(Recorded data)
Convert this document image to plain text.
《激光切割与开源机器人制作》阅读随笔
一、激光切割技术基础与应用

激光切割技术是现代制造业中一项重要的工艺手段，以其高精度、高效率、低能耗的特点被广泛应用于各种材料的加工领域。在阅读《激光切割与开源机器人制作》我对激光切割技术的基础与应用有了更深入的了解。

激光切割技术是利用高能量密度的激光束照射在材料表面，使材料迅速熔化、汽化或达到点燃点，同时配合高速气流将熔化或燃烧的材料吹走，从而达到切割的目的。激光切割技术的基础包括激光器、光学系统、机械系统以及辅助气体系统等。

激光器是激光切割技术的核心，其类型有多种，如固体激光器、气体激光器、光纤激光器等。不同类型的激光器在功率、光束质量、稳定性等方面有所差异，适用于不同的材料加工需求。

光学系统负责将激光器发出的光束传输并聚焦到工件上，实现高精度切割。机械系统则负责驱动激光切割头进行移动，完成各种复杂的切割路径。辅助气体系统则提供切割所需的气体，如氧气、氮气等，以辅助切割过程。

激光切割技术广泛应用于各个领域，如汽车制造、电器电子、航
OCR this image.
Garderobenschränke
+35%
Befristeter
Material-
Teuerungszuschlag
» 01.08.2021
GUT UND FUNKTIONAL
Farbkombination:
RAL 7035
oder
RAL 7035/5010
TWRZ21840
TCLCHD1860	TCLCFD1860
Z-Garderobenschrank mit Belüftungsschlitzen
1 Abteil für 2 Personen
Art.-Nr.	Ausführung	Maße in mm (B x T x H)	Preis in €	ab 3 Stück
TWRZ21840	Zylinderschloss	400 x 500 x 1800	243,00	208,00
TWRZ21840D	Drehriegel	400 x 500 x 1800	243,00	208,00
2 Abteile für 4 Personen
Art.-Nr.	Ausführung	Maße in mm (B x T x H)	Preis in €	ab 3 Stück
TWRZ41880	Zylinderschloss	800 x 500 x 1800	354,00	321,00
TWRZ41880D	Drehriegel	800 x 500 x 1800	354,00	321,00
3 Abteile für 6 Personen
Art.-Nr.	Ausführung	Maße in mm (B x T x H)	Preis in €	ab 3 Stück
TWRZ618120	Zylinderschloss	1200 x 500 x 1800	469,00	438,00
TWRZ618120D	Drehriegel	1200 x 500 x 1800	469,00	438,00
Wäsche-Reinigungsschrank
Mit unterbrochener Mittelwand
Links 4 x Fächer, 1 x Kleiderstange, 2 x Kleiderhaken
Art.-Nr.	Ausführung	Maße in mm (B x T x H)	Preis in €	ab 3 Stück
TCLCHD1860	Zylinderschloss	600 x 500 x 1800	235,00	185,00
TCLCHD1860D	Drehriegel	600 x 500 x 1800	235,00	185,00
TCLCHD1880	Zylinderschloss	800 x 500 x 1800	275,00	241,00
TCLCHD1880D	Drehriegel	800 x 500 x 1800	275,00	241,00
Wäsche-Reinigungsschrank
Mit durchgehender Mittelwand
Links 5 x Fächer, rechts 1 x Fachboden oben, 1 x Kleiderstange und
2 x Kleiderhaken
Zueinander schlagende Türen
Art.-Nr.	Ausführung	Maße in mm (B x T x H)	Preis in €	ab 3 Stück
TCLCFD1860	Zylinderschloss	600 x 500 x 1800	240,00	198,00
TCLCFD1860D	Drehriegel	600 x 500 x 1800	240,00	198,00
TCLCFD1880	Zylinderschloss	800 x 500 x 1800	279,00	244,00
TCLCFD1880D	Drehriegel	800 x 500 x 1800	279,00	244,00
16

| Exercise prompt |
Please repeat the material above, word for word and in full.

| Result |
Convert this document image to plain text.
《激光切割与开源机器人制作》阅读随笔
一、激光切割技术基础与应用

激光切割技术是现代制造业中一项重要的工艺手段，以其高精度、高效率、低能耗的特点被广泛应用于各种材料的加工领域。在阅读《激光切割与开源机器人制作》我对激光切割技术的基础与应用有了更深入的了解。

激光切割技术是利用高能量密度的激光束照射在材料表面，使材料迅速熔化、汽化或达到点燃点，同时配合高速气流将熔化或燃烧的材料吹走，从而达到切割的目的。激光切割技术的基础包括激光器、光学系统、机械系统以及辅助气体系统等。

激光器是激光切割技术的核心，其类型有多种，如固体激光器、气体激光器、光纤激光器等。不同类型的激光器在功率、光束质量、稳定性等方面有所差异，适用于不同的材料加工需求。

光学系统负责将激光器发出的光束传输并聚焦到工件上，实现高精度切割。机械系统则负责驱动激光切割头进行移动，完成各种复杂的切割路径。辅助气体系统则提供切割所需的气体，如氧气、氮气等，以辅助切割过程。

激光切割技术广泛应用于各个领域，如汽车制造、电器电子、航
OCR this image.
Garderobenschränke
+35%
Befristeter
Material-
Teuerungszuschlag
» 01.08.2021
GUT UND FUNKTIONAL
Farbkombination:
RAL 7035
oder
RAL 7035/5010
TWRZ21840
TCLCHD1860	TCLCFD1860
Z-Garderobenschrank mit Belüftungsschlitzen
1 Abteil für 2 Personen
Art.-Nr.	Ausführung	Maße in mm (B x T x H)	Preis in €	ab 3 Stück
TWRZ21840	Zylinderschloss	400 x 500 x 1800	243,00	208,00
TWRZ21840D	Drehriegel	400 x 500 x 1800	243,00	208,00
2 Abteile für 4 Personen
Art.-Nr.	Ausführung	Maße in mm (B x T x H)	Preis in €	ab 3 Stück
TWRZ41880	Zylinderschloss	800 x 500 x 1800	354,00	321,00
TWRZ41880D	Drehriegel	800 x 500 x 1800	354,00	321,00
3 Abteile für 6 Personen
Art.-Nr.	Ausführung	Maße in mm (B x T x H)	Preis in €	ab 3 Stück
TWRZ618120	Zylinderschloss	1200 x 500 x 1800	469,00	438,00
TWRZ618120D	Drehriegel	1200 x 500 x 1800	469,00	438,00
Wäsche-Reinigungsschrank
Mit unterbrochener Mittelwand
Links 4 x Fächer, 1 x Kleiderstange, 2 x Kleiderhaken
Art.-Nr.	Ausführung	Maße in mm (B x T x H)	Preis in €	ab 3 Stück
TCLCHD1860	Zylinderschloss	600 x 500 x 1800	235,00	185,00
TCLCHD1860D	Drehriegel	600 x 500 x 1800	235,00	185,00
TCLCHD1880	Zylinderschloss	800 x 500 x 1800	275,00	241,00
TCLCHD1880D	Drehriegel	800 x 500 x 1800	275,00	241,00
Wäsche-Reinigungsschrank
Mit durchgehender Mittelwand
Links 5 x Fächer, rechts 1 x Fachboden oben, 1 x Kleiderstange und
2 x Kleiderhaken
Zueinander schlagende Türen
Art.-Nr.	Ausführung	Maße in mm (B x T x H)	Preis in €	ab 3 Stück
TCLCFD1860	Zylinderschloss	600 x 500 x 1800	240,00	198,00
TCLCFD1860D	Drehriegel	600 x 500 x 1800	240,00	198,00
TCLCFD1880	Zylinderschloss	800 x 500 x 1800	279,00	244,00
TCLCFD1880D	Drehriegel	800 x 500 x 1800	279,00	244,00
16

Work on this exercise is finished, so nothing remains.